§ CONSEGNA: Riprendi il testo sul film My Forbidden Past riportato qui sotto e proseguilo a partire dalla sua ultima frase.

Si profila per Barbara una sterile attesa dell’amato, mentre zia Luisa tenta di farla convolare a giuste nozze con un ricco quanto noioso rampollo per risanare le finanze di famiglia. Ma il passato (quel my forbidden past che è titolo originale del film) ha il sonno leggero e nonna Crandall sta scomoda nel regno dei morti.
Quando l’amato medico rientra a New Orleans, Barbara è al porto e lo cerca speranzosa con lo sguardo; lo vede scendere in un completo bianco e gli si avvicina raggiante. Suo malgrado c’è la bionda Cora al suo braccio, è di disarmante bellezza e ha qualcosa che Barbara non ha: il cognome Lucas fresco di nozze.
La tragedia prende forma, ma Stevenson ha in serbo colpi bassi ben peggiori. Per Barbara ha inizio una spirale di poco dissimile alla follia: il suo proposito di riconquistare Marco dilaga, ella accetta persino un’ingente eredità lasciata dalla scandalosa nonna Crandall. Rivestita da capo a piedi, ripulita dalla miseria e più bella che mai, Barbara può riscattarsi nei panni di avvenente nobildonna e affrontare Cora senza mezzi termini, mettendo sul piatto la sua attrazione per Marco.
Cora dal canto suo (una magnifica e ingiustamente poco conosciuta Janis Carter, di un fascino che a tratti oscura totalmente la Gardner) è più meschina di quanto non sembri ed è discretamente affascinata dal denaro. In un susseguirsi di dialoghi come mosse di scherma, l’intrigo s’aggroviglia: è come guardare dritto in una buca piena di serpi che strisciano, distinguere le une dalle altre diventa difficile. Barbara, inviperita sì ma per amore, intende giocare ogni carta per sbarazzarsi di Cora e trova un complice nel cugino Paolo.

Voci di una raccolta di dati
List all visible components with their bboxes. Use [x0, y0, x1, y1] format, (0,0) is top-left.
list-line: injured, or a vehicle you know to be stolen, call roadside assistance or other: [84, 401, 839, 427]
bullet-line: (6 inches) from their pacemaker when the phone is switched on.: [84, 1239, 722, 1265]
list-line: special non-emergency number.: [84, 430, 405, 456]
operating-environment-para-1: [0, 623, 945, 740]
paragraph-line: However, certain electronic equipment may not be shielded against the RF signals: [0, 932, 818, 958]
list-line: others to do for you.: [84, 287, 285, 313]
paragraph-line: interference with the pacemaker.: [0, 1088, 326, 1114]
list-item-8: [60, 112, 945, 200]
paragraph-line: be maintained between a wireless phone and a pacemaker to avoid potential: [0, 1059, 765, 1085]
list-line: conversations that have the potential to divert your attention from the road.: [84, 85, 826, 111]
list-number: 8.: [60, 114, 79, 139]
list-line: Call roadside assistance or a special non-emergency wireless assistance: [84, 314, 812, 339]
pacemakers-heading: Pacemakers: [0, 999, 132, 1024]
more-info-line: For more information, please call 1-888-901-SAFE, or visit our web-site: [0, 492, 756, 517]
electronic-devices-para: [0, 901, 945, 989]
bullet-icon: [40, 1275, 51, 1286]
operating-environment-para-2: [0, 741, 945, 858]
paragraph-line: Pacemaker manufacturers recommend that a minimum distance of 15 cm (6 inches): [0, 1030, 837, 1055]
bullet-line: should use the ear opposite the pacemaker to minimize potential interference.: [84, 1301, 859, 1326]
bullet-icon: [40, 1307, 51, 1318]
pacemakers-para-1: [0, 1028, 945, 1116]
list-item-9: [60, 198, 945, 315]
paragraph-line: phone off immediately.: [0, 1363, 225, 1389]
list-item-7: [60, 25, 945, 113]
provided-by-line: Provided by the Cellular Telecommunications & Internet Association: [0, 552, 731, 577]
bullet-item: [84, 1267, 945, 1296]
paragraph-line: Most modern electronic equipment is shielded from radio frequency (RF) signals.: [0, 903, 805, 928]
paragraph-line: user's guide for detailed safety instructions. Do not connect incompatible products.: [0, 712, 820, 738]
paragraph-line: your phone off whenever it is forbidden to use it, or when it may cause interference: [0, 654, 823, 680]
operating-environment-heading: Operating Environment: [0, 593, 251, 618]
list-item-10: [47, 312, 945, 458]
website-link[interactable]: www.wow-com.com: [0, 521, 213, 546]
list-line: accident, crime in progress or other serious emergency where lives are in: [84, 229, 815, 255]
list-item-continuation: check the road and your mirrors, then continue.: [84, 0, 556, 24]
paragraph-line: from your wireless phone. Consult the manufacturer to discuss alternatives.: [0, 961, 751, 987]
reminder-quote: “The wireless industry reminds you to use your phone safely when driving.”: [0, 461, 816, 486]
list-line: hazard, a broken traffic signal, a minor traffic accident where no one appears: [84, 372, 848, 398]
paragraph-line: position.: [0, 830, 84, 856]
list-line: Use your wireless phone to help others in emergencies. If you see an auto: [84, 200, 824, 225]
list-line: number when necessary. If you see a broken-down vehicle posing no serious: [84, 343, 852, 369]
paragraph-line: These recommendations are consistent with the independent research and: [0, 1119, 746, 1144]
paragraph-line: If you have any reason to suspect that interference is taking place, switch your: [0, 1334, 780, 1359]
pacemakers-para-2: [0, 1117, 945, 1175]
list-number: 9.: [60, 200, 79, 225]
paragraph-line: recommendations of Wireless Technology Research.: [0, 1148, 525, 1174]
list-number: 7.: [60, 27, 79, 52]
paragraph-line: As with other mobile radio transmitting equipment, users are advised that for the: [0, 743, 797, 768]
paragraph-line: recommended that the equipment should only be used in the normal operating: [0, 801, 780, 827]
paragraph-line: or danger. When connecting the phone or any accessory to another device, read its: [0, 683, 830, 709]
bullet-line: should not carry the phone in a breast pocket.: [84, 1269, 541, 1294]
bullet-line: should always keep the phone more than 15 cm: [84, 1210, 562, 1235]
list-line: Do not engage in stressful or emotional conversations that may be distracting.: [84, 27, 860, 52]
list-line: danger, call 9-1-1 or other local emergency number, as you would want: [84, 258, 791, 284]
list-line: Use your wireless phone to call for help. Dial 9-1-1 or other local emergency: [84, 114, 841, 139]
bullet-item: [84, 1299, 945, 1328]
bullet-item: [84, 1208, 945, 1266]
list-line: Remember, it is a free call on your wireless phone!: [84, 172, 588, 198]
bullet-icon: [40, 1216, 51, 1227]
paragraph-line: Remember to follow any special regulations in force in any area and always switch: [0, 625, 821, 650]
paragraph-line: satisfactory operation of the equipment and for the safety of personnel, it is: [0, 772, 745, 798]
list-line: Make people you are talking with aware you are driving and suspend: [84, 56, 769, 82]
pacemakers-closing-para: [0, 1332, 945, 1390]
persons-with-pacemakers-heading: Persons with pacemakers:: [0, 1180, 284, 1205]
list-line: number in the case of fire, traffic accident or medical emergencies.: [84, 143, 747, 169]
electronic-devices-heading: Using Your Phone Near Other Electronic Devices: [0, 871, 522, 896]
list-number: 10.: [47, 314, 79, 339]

§ RISULTATO:
Il canto dei morti è ora assordante, nessuno è al sicuro.
Questo film offre un ventaglio di scene cupissime e meravigliose. Superba è l’ambientazione notturna al cimitero, quando un’inquieta Barbara incontra Marco clandestinamente. La tomba spoglia e severa di nonna Crandall, un piccolo venditore di candele che canta nella penombra, le lapidi uniche testimoni di un bacio rubato. E l’America, quella nera, degli schiavi che cantano oscillando fra lodi a Dio e racconti del demonio: devozione e superstizione, apparenze di ferro, veleno a fiotti. Stevenson svolge bene il suo lavoro senza fronzoli eccessivi, pur risultando a tratti frettoloso. Ancora molto distante dall’uragano Disney che gli indicherà una regia di sapore diverso, confeziona un noir di ambientazione suggestiva, arricchendolo con le corpose sfumature del dramma.
La musica spirituale e oscura della servitù, le graffianti voci nere che scandiscono i momenti, come ben intuirete sono per me un motivo in più per restare davanti allo schermo. Imbambolata. Ipnotizzata. Paralizzata da tanto amore e da tanto veleno.
Maria Silvia Avanzato
Sezione di riferimento: Vintage Collection
Scheda tecnica
Titolo originale: My Forbidden Past
Anno: 1951
Durata: 70 min
Regia: Robert Stevenson
Sceneggiatura: Marion Parsonnet, Leopold Atlas
Fotografia: Harry J. Wild
Montaggio: George C. Shrader
Attori: Robert Mitchum, Ava Gardner, Melvyn Douglas, Barry Brooks, Janis Carter.